##### TEXT PROVIDED #####

Microsoft posted the first Release Candidate (RC1) for its Internet Explorer 8 browser, as hinted by InternetNews.com.
“Release Candidate” status means the product is done and now Microsoft (NASDAQ: MSFT) is looking for showstopper bugs. The product is otherwise feature and functionality complete. In announcing the RC, IE General Manager Dean Hachamovitch said the product is effectively “complete and done.”
Developers can expect the final IE8 release “to behave as the release candidate does,” so it’s ready for application testing. Hachamovitch seemed to indicate there would not be a second release candidate for IE, just the final code.
“Our next step, after listening to feedback from the final testing feedback from the community, is releasing the final product. We will be very selective about what changes we make between the Release Candidate and the final product, and very clear in communicating them. We will act on the most critical issues,” he wrote.
The last release for IE came in 2006 with Internet Explorer 7. Microsoft had sworn not to allow any more six year lags take place between releases like it had done with IE6, which languished for years as Mozilla’s Firefox crept up on it.

#####

EXERCISE OBJECTIVE> Please pick up the article about the Internet Explorer 8 release candidate after its final sentence and carry it forward.

##### DATA TO EXAMINE #####

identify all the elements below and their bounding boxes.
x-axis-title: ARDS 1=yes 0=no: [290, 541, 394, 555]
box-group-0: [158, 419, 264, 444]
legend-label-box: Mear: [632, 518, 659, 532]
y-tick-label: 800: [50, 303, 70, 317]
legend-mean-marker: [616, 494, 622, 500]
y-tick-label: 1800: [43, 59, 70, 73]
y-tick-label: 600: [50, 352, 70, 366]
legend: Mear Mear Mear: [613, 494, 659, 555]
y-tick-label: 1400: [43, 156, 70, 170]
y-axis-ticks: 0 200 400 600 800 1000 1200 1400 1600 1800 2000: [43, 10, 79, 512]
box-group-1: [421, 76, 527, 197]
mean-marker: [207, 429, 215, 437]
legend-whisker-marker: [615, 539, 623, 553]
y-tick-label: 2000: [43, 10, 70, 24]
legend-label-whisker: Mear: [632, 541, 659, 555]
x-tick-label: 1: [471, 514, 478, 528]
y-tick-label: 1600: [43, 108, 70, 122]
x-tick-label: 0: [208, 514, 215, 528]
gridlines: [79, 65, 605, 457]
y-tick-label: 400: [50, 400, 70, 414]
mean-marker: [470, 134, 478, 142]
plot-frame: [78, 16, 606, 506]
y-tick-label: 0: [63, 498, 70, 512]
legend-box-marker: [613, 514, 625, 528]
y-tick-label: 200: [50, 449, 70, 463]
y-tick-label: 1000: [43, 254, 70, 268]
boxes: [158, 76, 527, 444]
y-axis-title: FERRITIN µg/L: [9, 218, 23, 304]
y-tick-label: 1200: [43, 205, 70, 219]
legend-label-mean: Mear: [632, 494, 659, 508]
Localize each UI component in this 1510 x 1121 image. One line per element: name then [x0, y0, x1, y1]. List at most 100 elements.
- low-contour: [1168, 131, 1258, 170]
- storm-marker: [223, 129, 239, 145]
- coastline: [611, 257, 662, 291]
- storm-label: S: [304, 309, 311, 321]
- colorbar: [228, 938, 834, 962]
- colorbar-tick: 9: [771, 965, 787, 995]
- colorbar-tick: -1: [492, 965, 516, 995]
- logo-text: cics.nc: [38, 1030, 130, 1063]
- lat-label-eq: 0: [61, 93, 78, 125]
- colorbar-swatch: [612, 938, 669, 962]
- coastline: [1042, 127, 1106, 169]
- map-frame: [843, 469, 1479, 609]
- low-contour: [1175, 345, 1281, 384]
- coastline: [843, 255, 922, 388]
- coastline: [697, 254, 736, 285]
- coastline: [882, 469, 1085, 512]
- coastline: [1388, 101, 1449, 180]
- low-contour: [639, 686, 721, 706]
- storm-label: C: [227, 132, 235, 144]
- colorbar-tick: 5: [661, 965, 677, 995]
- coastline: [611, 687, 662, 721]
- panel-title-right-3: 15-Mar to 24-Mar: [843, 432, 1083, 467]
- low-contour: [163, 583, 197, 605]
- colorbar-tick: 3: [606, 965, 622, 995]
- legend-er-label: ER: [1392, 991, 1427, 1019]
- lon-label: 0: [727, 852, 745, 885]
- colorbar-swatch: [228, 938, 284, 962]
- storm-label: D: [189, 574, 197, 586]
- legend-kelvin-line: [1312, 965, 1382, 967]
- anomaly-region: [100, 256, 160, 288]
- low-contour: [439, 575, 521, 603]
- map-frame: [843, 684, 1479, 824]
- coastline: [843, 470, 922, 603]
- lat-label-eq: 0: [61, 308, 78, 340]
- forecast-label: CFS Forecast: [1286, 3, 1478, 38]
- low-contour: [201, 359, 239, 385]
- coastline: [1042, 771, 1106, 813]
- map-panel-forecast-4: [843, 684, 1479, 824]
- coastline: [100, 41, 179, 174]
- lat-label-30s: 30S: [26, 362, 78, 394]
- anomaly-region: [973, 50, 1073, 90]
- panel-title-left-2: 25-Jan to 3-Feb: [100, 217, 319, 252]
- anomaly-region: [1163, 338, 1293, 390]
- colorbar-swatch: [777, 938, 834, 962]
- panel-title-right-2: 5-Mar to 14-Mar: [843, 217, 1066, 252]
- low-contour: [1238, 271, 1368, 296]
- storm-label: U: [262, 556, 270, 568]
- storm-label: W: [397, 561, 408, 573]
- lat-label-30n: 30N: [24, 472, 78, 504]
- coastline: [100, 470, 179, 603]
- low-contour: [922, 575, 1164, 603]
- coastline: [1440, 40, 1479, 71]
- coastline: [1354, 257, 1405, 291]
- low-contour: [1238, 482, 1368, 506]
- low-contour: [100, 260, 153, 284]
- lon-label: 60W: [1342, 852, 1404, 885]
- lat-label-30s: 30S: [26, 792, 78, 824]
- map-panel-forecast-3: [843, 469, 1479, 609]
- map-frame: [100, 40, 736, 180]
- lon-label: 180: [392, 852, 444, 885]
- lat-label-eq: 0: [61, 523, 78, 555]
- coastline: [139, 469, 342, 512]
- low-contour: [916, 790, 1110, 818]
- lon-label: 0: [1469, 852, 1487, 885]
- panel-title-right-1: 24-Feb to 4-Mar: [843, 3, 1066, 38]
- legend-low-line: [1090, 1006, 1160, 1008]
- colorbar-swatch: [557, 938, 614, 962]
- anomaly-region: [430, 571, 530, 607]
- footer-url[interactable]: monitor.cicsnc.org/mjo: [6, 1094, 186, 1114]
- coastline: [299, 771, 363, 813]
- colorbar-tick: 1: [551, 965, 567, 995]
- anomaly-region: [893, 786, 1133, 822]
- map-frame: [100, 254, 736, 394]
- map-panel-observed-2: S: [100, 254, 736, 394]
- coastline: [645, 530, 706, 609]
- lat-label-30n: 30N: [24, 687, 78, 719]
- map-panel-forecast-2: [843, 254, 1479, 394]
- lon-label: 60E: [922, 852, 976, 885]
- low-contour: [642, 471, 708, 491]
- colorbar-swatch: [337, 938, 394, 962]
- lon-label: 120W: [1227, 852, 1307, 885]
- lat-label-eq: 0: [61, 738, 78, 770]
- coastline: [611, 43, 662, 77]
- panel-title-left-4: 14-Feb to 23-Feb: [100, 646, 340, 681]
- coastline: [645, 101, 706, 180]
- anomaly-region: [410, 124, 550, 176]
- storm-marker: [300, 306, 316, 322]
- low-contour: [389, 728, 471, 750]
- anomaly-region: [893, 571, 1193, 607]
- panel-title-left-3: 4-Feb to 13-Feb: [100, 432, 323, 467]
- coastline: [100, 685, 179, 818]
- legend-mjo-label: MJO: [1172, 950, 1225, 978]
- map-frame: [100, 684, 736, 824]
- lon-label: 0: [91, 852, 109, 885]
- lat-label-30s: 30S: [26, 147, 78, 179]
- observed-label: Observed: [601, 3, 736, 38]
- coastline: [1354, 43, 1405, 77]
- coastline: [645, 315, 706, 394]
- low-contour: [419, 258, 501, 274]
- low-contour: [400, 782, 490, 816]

#####

REPLY>
Microsoft said it focused on the user interface and experience with this release. The release candidate features a smart address bar for better organizing of links, enhanced page searching, improved tab performance and navigation as well as a number of security enhancements.
One new feature in IE8 is ClickJacking prevention, whereby a person’s clicks on a seemingly harmless link might redirect to a page containing malicious code. IE 8 has technology to detect this and warn the user they are being misdirected.
Because IE8 might break compatibility somewhere along the line, it comes with a feature called Compatibility View. If a site does not render or display correctly, the Compatibility View button displays those pages as they were designed to be viewed and would look in older versions of Internet Explorer.
Due to different development plans, IE8 RC1 will not work on the current beta of Windows 7. It will only run on Windows XP and Windows Vista.